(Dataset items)
··········

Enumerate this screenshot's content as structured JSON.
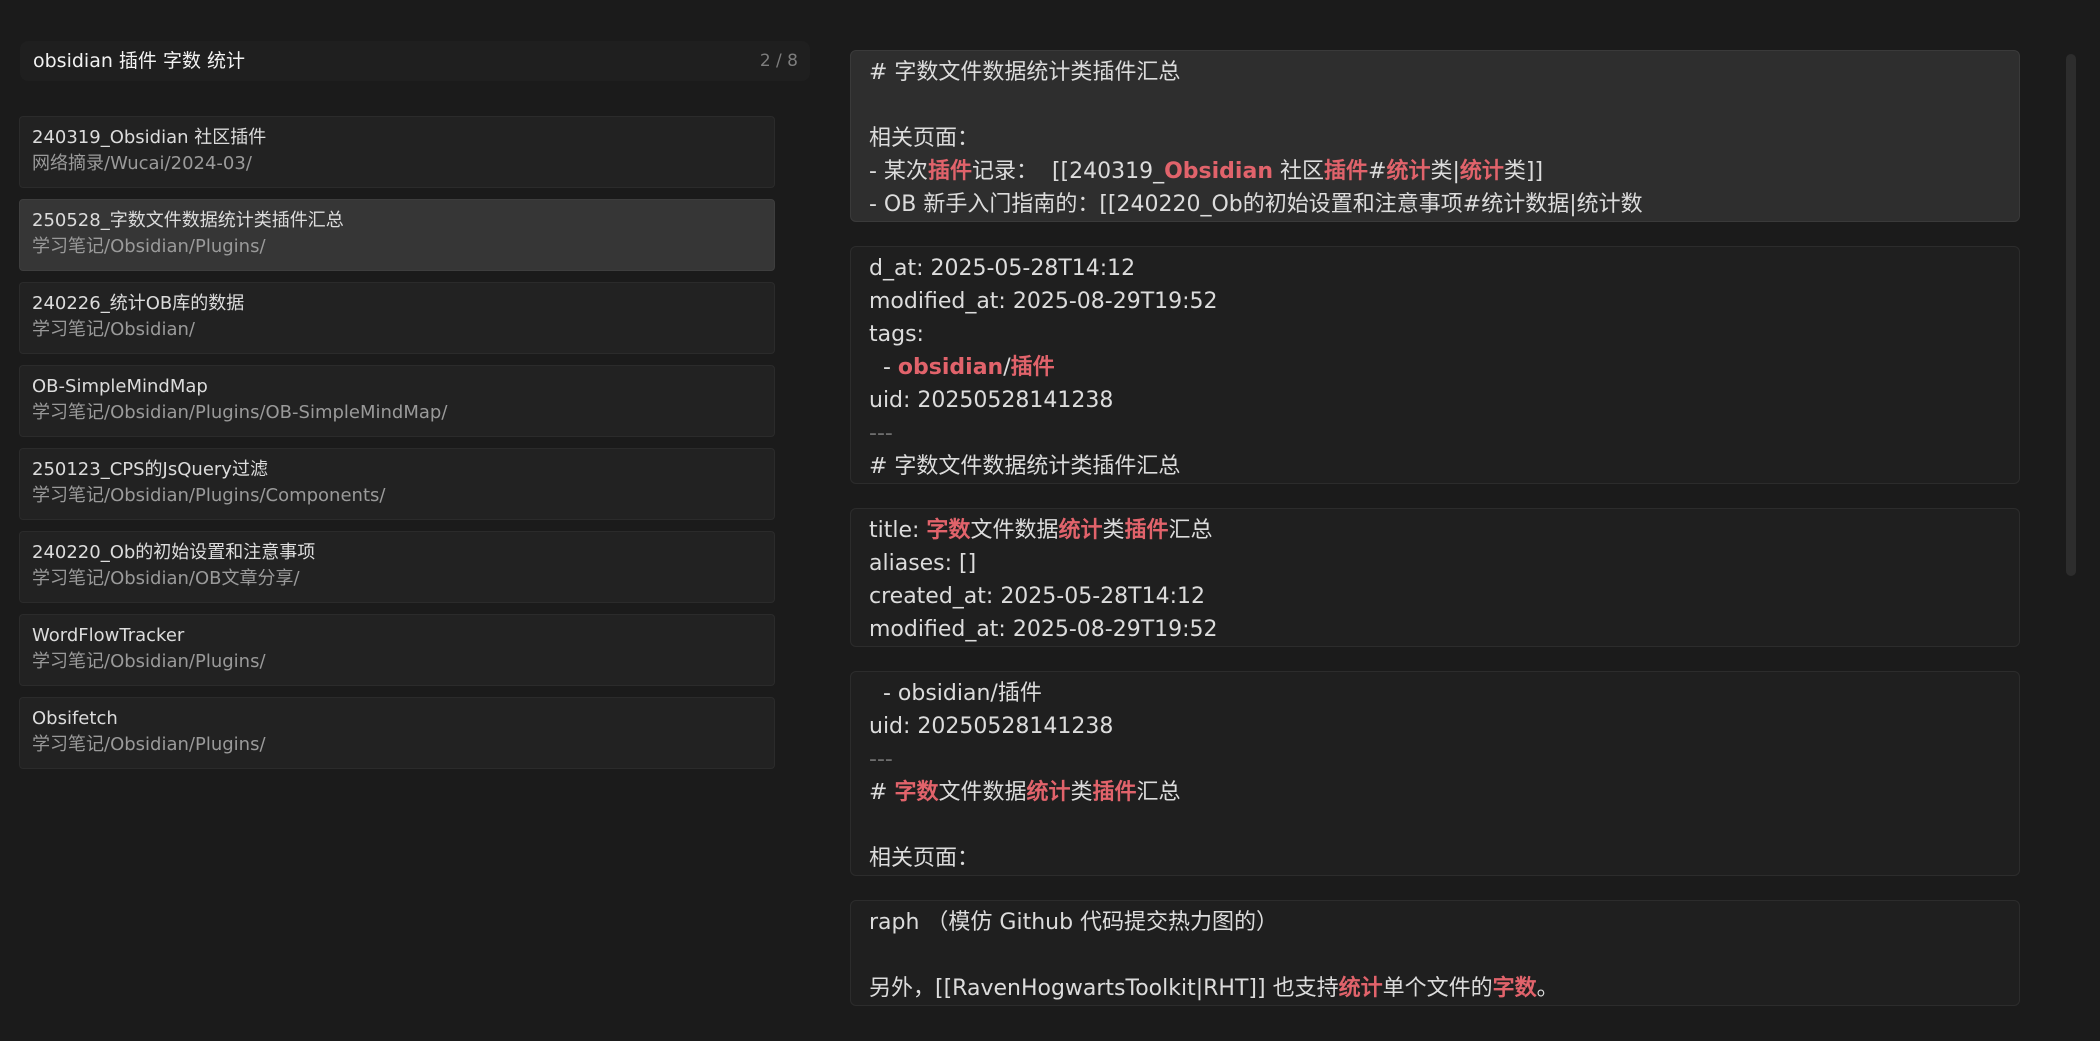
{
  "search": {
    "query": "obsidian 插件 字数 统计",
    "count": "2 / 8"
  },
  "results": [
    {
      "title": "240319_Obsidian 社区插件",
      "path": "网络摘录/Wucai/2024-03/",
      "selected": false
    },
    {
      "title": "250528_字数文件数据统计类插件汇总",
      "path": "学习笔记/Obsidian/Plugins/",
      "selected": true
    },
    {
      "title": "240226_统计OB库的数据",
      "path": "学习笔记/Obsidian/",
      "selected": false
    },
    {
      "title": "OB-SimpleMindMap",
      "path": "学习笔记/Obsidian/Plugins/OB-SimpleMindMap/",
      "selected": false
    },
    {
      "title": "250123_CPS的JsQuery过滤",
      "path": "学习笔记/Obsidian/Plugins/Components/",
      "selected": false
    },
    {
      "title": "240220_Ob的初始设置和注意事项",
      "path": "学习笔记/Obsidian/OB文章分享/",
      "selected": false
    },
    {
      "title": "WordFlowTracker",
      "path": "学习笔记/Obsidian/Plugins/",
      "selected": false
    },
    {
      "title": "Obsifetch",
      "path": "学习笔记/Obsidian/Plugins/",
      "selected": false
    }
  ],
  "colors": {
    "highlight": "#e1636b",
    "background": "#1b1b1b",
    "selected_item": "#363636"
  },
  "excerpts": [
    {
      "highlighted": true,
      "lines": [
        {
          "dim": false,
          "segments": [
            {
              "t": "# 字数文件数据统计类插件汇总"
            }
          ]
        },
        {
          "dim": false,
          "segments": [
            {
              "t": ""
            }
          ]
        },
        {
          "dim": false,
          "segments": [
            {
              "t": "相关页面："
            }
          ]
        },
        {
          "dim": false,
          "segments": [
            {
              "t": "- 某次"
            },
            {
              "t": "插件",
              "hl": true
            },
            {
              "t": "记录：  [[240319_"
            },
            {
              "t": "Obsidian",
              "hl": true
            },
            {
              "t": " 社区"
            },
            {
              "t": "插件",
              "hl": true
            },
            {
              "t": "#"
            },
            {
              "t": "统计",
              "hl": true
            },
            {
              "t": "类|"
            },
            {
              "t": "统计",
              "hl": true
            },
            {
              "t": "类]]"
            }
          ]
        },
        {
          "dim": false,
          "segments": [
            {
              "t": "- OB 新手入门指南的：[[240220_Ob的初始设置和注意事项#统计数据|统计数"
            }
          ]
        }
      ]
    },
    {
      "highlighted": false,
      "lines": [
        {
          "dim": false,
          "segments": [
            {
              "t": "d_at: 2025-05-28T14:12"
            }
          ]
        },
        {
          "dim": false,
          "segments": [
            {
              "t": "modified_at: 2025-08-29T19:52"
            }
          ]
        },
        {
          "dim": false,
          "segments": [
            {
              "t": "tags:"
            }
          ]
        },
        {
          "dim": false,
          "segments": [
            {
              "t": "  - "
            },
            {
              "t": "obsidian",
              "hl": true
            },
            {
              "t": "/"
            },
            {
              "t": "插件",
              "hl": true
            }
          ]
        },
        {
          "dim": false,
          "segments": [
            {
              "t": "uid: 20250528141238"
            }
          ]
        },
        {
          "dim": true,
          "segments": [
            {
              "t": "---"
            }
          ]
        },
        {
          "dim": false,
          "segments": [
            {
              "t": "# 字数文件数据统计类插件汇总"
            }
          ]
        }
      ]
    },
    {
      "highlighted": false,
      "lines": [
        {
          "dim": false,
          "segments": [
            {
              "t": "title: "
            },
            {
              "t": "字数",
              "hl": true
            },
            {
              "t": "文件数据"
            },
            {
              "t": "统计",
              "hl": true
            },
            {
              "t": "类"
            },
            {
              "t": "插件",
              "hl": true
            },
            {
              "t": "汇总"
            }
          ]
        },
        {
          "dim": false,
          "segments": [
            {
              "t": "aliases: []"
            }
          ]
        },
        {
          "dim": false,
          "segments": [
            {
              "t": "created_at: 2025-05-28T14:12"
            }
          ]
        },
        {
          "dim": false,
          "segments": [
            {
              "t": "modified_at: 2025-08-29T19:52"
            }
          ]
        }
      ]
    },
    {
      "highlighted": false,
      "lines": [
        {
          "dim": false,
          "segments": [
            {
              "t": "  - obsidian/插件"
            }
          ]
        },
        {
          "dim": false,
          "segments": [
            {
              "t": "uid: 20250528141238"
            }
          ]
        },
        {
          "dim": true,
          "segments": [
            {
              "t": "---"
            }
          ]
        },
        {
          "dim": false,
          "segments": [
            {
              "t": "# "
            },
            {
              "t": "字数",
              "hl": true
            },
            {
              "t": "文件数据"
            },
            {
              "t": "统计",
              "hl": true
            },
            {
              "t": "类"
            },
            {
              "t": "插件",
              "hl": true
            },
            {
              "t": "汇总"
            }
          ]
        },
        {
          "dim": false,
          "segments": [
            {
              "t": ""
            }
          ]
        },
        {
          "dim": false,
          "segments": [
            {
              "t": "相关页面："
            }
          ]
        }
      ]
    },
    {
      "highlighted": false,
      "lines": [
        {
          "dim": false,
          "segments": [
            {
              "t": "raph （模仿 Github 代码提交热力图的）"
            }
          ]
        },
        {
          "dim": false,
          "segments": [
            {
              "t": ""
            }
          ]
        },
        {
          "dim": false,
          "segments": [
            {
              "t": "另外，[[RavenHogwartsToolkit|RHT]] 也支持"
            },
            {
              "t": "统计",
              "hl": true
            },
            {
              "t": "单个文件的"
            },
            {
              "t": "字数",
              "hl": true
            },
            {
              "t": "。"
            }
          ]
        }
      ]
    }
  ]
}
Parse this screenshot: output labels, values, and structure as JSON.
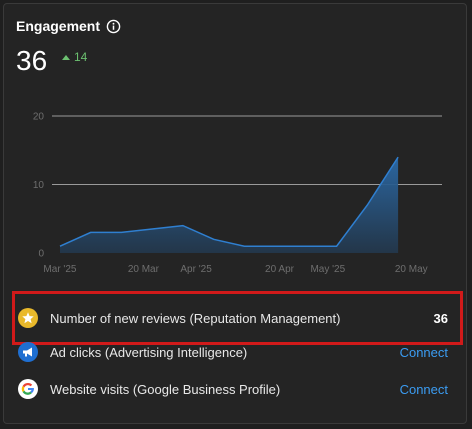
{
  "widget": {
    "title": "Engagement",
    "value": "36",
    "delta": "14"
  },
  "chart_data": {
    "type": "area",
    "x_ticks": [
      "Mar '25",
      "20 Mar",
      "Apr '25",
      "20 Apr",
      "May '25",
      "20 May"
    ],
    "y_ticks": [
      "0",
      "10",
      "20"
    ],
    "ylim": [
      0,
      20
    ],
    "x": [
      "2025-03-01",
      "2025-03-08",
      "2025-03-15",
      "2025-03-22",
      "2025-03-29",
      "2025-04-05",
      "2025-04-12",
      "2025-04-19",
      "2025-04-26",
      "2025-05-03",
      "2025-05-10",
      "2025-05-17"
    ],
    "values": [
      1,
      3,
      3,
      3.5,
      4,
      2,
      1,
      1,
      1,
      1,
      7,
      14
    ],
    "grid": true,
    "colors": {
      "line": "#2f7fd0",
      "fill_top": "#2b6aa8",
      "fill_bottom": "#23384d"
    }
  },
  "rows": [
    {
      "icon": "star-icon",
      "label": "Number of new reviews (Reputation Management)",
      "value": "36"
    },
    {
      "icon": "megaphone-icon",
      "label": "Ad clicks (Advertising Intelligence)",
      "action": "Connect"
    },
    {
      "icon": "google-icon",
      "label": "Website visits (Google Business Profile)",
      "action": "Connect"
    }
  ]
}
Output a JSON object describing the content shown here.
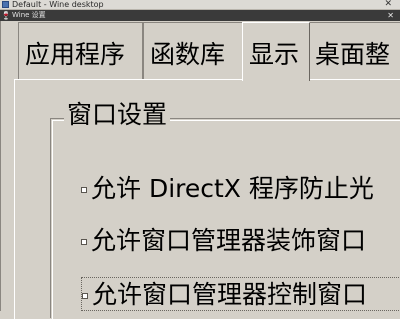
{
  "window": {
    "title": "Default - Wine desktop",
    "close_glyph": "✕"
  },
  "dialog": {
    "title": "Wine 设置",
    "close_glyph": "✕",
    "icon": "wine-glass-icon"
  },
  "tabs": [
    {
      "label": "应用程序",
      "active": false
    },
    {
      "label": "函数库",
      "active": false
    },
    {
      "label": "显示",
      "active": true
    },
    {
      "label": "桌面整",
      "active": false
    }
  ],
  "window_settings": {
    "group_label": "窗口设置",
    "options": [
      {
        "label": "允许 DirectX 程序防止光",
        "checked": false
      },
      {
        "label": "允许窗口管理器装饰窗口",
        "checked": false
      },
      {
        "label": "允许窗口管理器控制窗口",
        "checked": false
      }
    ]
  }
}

··········

# CHALLENGE:
All of the records need repeating exactly, except for the pictures.

# OUTPUT BELOW:
Enumerate this screenshot's content as structured JSON.
{
  "search": {
    "query": "obsidian 插件 字数 统计",
    "count": "2 / 8"
  },
  "results": [
    {
      "title": "240319_Obsidian 社区插件",
      "path": "网络摘录/Wucai/2024-03/",
      "selected": false
    },
    {
      "title": "250528_字数文件数据统计类插件汇总",
      "path": "学习笔记/Obsidian/Plugins/",
      "selected": true
    },
    {
      "title": "240226_统计OB库的数据",
      "path": "学习笔记/Obsidian/",
      "selected": false
    },
    {
      "title": "OB-SimpleMindMap",
      "path": "学习笔记/Obsidian/Plugins/OB-SimpleMindMap/",
      "selected": false
    },
    {
      "title": "250123_CPS的JsQuery过滤",
      "path": "学习笔记/Obsidian/Plugins/Components/",
      "selected": false
    },
    {
      "title": "240220_Ob的初始设置和注意事项",
      "path": "学习笔记/Obsidian/OB文章分享/",
      "selected": false
    },
    {
      "title": "WordFlowTracker",
      "path": "学习笔记/Obsidian/Plugins/",
      "selected": false
    },
    {
      "title": "Obsifetch",
      "path": "学习笔记/Obsidian/Plugins/",
      "selected": false
    }
  ],
  "colors": {
    "highlight": "#e1636b",
    "background": "#1b1b1b",
    "selected_item": "#363636"
  },
  "excerpts": [
    {
      "highlighted": true,
      "lines": [
        {
          "dim": false,
          "segments": [
            {
              "t": "# 字数文件数据统计类插件汇总"
            }
          ]
        },
        {
          "dim": false,
          "segments": [
            {
              "t": ""
            }
          ]
        },
        {
          "dim": false,
          "segments": [
            {
              "t": "相关页面："
            }
          ]
        },
        {
          "dim": false,
          "segments": [
            {
              "t": "- 某次"
            },
            {
              "t": "插件",
              "hl": true
            },
            {
              "t": "记录：  [[240319_"
            },
            {
              "t": "Obsidian",
              "hl": true
            },
            {
              "t": " 社区"
            },
            {
              "t": "插件",
              "hl": true
            },
            {
              "t": "#"
            },
            {
              "t": "统计",
              "hl": true
            },
            {
              "t": "类|"
            },
            {
              "t": "统计",
              "hl": true
            },
            {
              "t": "类]]"
            }
          ]
        },
        {
          "dim": false,
          "segments": [
            {
              "t": "- OB 新手入门指南的：[[240220_Ob的初始设置和注意事项#统计数据|统计数"
            }
          ]
        }
      ]
    },
    {
      "highlighted": false,
      "lines": [
        {
          "dim": false,
          "segments": [
            {
              "t": "d_at: 2025-05-28T14:12"
            }
          ]
        },
        {
          "dim": false,
          "segments": [
            {
              "t": "modified_at: 2025-08-29T19:52"
            }
          ]
        },
        {
          "dim": false,
          "segments": [
            {
              "t": "tags:"
            }
          ]
        },
        {
          "dim": false,
          "segments": [
            {
              "t": "  - "
            },
            {
              "t": "obsidian",
              "hl": true
            },
            {
              "t": "/"
            },
            {
              "t": "插件",
              "hl": true
            }
          ]
        },
        {
          "dim": false,
          "segments": [
            {
              "t": "uid: 20250528141238"
            }
          ]
        },
        {
          "dim": true,
          "segments": [
            {
              "t": "---"
            }
          ]
        },
        {
          "dim": false,
          "segments": [
            {
              "t": "# 字数文件数据统计类插件汇总"
            }
          ]
        }
      ]
    },
    {
      "highlighted": false,
      "lines": [
        {
          "dim": false,
          "segments": [
            {
              "t": "title: "
            },
            {
              "t": "字数",
              "hl": true
            },
            {
              "t": "文件数据"
            },
            {
              "t": "统计",
              "hl": true
            },
            {
              "t": "类"
            },
            {
              "t": "插件",
              "hl": true
            },
            {
              "t": "汇总"
            }
          ]
        },
        {
          "dim": false,
          "segments": [
            {
              "t": "aliases: []"
            }
          ]
        },
        {
          "dim": false,
          "segments": [
            {
              "t": "created_at: 2025-05-28T14:12"
            }
          ]
        },
        {
          "dim": false,
          "segments": [
            {
              "t": "modified_at: 2025-08-29T19:52"
            }
          ]
        }
      ]
    },
    {
      "highlighted": false,
      "lines": [
        {
          "dim": false,
          "segments": [
            {
              "t": "  - obsidian/插件"
            }
          ]
        },
        {
          "dim": false,
          "segments": [
            {
              "t": "uid: 20250528141238"
            }
          ]
        },
        {
          "dim": true,
          "segments": [
            {
              "t": "---"
            }
          ]
        },
        {
          "dim": false,
          "segments": [
            {
              "t": "# "
            },
            {
              "t": "字数",
              "hl": true
            },
            {
              "t": "文件数据"
            },
            {
              "t": "统计",
              "hl": true
            },
            {
              "t": "类"
            },
            {
              "t": "插件",
              "hl": true
            },
            {
              "t": "汇总"
            }
          ]
        },
        {
          "dim": false,
          "segments": [
            {
              "t": ""
            }
          ]
        },
        {
          "dim": false,
          "segments": [
            {
              "t": "相关页面："
            }
          ]
        }
      ]
    },
    {
      "highlighted": false,
      "lines": [
        {
          "dim": false,
          "segments": [
            {
              "t": "raph （模仿 Github 代码提交热力图的）"
            }
          ]
        },
        {
          "dim": false,
          "segments": [
            {
              "t": ""
            }
          ]
        },
        {
          "dim": false,
          "segments": [
            {
              "t": "另外，[[RavenHogwartsToolkit|RHT]] 也支持"
            },
            {
              "t": "统计",
              "hl": true
            },
            {
              "t": "单个文件的"
            },
            {
              "t": "字数",
              "hl": true
            },
            {
              "t": "。"
            }
          ]
        }
      ]
    }
  ]
}
Parse this screenshot: output labels, values, and structure as JSON.
{
  "widget": {
    "title": "Engagement",
    "value": "36",
    "delta": "14"
  },
  "chart_data": {
    "type": "area",
    "x_ticks": [
      "Mar '25",
      "20 Mar",
      "Apr '25",
      "20 Apr",
      "May '25",
      "20 May"
    ],
    "y_ticks": [
      "0",
      "10",
      "20"
    ],
    "ylim": [
      0,
      20
    ],
    "x": [
      "2025-03-01",
      "2025-03-08",
      "2025-03-15",
      "2025-03-22",
      "2025-03-29",
      "2025-04-05",
      "2025-04-12",
      "2025-04-19",
      "2025-04-26",
      "2025-05-03",
      "2025-05-10",
      "2025-05-17"
    ],
    "values": [
      1,
      3,
      3,
      3.5,
      4,
      2,
      1,
      1,
      1,
      1,
      7,
      14
    ],
    "grid": true,
    "colors": {
      "line": "#2f7fd0",
      "fill_top": "#2b6aa8",
      "fill_bottom": "#23384d"
    }
  },
  "rows": [
    {
      "icon": "star-icon",
      "label": "Number of new reviews (Reputation Management)",
      "value": "36"
    },
    {
      "icon": "megaphone-icon",
      "label": "Ad clicks (Advertising Intelligence)",
      "action": "Connect"
    },
    {
      "icon": "google-icon",
      "label": "Website visits (Google Business Profile)",
      "action": "Connect"
    }
  ]
}
Output a JSON object describing the content shown here.
{
  "window": {
    "title": "Default - Wine desktop",
    "close_glyph": "✕"
  },
  "dialog": {
    "title": "Wine 设置",
    "close_glyph": "✕",
    "icon": "wine-glass-icon"
  },
  "tabs": [
    {
      "label": "应用程序",
      "active": false
    },
    {
      "label": "函数库",
      "active": false
    },
    {
      "label": "显示",
      "active": true
    },
    {
      "label": "桌面整",
      "active": false
    }
  ],
  "window_settings": {
    "group_label": "窗口设置",
    "options": [
      {
        "label": "允许 DirectX 程序防止光",
        "checked": false
      },
      {
        "label": "允许窗口管理器装饰窗口",
        "checked": false
      },
      {
        "label": "允许窗口管理器控制窗口",
        "checked": false
      }
    ]
  }
}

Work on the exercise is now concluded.